**Task prompt:**
Copy out the complete listing, word for word.

**Records for this exercise:**
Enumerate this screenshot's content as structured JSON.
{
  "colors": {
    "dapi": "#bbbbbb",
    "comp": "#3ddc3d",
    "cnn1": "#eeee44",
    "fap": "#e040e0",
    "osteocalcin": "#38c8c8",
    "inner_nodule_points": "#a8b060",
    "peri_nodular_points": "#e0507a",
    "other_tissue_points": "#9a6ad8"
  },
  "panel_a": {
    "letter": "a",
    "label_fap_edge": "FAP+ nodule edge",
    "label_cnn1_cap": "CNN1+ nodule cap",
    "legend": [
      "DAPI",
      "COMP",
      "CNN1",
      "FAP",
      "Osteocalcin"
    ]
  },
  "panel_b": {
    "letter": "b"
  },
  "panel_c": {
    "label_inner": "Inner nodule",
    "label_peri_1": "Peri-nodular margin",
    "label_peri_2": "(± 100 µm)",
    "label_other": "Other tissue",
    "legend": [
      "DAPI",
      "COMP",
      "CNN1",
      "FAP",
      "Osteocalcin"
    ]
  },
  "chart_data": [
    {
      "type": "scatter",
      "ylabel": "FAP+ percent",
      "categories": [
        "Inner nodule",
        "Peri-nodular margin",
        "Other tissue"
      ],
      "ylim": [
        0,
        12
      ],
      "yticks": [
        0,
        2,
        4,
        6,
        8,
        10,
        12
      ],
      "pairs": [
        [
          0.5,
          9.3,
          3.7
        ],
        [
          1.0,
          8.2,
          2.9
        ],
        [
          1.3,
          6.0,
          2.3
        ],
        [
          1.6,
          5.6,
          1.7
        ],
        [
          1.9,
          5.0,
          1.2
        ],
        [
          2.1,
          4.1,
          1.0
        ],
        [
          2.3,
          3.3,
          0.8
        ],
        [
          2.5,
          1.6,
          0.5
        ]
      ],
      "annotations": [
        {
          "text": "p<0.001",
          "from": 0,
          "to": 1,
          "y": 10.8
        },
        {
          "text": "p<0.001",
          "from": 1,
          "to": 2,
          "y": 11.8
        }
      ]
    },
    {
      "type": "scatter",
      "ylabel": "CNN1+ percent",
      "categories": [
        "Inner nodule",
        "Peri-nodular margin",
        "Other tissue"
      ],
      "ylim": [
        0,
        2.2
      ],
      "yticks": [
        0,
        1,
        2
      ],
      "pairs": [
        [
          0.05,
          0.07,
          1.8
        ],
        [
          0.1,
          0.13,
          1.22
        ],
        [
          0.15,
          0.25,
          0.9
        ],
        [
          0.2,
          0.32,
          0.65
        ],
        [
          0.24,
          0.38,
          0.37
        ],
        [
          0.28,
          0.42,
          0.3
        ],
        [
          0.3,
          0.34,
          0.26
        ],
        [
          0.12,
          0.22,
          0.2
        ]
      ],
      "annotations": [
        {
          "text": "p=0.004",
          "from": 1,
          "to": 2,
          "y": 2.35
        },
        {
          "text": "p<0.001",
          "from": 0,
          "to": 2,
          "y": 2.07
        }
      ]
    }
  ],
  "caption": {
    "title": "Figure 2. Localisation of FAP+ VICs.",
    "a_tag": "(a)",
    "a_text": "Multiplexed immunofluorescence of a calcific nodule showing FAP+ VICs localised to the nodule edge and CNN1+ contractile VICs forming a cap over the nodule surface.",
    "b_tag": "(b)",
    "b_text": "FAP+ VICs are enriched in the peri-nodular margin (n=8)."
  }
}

**Finished exercise:**
Enumerate this screenshot's content as structured JSON.
{
  "colors": {
    "dapi": "#bbbbbb",
    "comp": "#3ddc3d",
    "cnn1": "#eeee44",
    "fap": "#e040e0",
    "osteocalcin": "#38c8c8",
    "inner_nodule_points": "#a8b060",
    "peri_nodular_points": "#e0507a",
    "other_tissue_points": "#9a6ad8"
  },
  "panel_a": {
    "letter": "a",
    "label_fap_edge": "FAP+ nodule edge",
    "label_cnn1_cap": "CNN1+ nodule cap",
    "legend": [
      "DAPI",
      "COMP",
      "CNN1",
      "FAP",
      "Osteocalcin"
    ]
  },
  "panel_b": {
    "letter": "b"
  },
  "panel_c": {
    "label_inner": "Inner nodule",
    "label_peri_1": "Peri-nodular margin",
    "label_peri_2": "(± 100 µm)",
    "label_other": "Other tissue",
    "legend": [
      "DAPI",
      "COMP",
      "CNN1",
      "FAP",
      "Osteocalcin"
    ]
  },
  "chart_data": [
    {
      "type": "scatter",
      "ylabel": "FAP+ percent",
      "categories": [
        "Inner nodule",
        "Peri-nodular margin",
        "Other tissue"
      ],
      "ylim": [
        0,
        12
      ],
      "yticks": [
        0,
        2,
        4,
        6,
        8,
        10,
        12
      ],
      "pairs": [
        [
          0.5,
          9.3,
          3.7
        ],
        [
          1.0,
          8.2,
          2.9
        ],
        [
          1.3,
          6.0,
          2.3
        ],
        [
          1.6,
          5.6,
          1.7
        ],
        [
          1.9,
          5.0,
          1.2
        ],
        [
          2.1,
          4.1,
          1.0
        ],
        [
          2.3,
          3.3,
          0.8
        ],
        [
          2.5,
          1.6,
          0.5
        ]
      ],
      "annotations": [
        {
          "text": "p<0.001",
          "from": 0,
          "to": 1,
          "y": 10.8
        },
        {
          "text": "p<0.001",
          "from": 1,
          "to": 2,
          "y": 11.8
        }
      ]
    },
    {
      "type": "scatter",
      "ylabel": "CNN1+ percent",
      "categories": [
        "Inner nodule",
        "Peri-nodular margin",
        "Other tissue"
      ],
      "ylim": [
        0,
        2.2
      ],
      "yticks": [
        0,
        1,
        2
      ],
      "pairs": [
        [
          0.05,
          0.07,
          1.8
        ],
        [
          0.1,
          0.13,
          1.22
        ],
        [
          0.15,
          0.25,
          0.9
        ],
        [
          0.2,
          0.32,
          0.65
        ],
        [
          0.24,
          0.38,
          0.37
        ],
        [
          0.28,
          0.42,
          0.3
        ],
        [
          0.3,
          0.34,
          0.26
        ],
        [
          0.12,
          0.22,
          0.2
        ]
      ],
      "annotations": [
        {
          "text": "p=0.004",
          "from": 1,
          "to": 2,
          "y": 2.35
        },
        {
          "text": "p<0.001",
          "from": 0,
          "to": 2,
          "y": 2.07
        }
      ]
    }
  ],
  "caption": {
    "title": "Figure 2. Localisation of FAP+ VICs.",
    "a_tag": "(a)",
    "a_text": "Multiplexed immunofluorescence of a calcific nodule showing FAP+ VICs localised to the nodule edge and CNN1+ contractile VICs forming a cap over the nodule surface.",
    "b_tag": "(b)",
    "b_text": "FAP+ VICs are enriched in the peri-nodular margin (n=8)."
  }
}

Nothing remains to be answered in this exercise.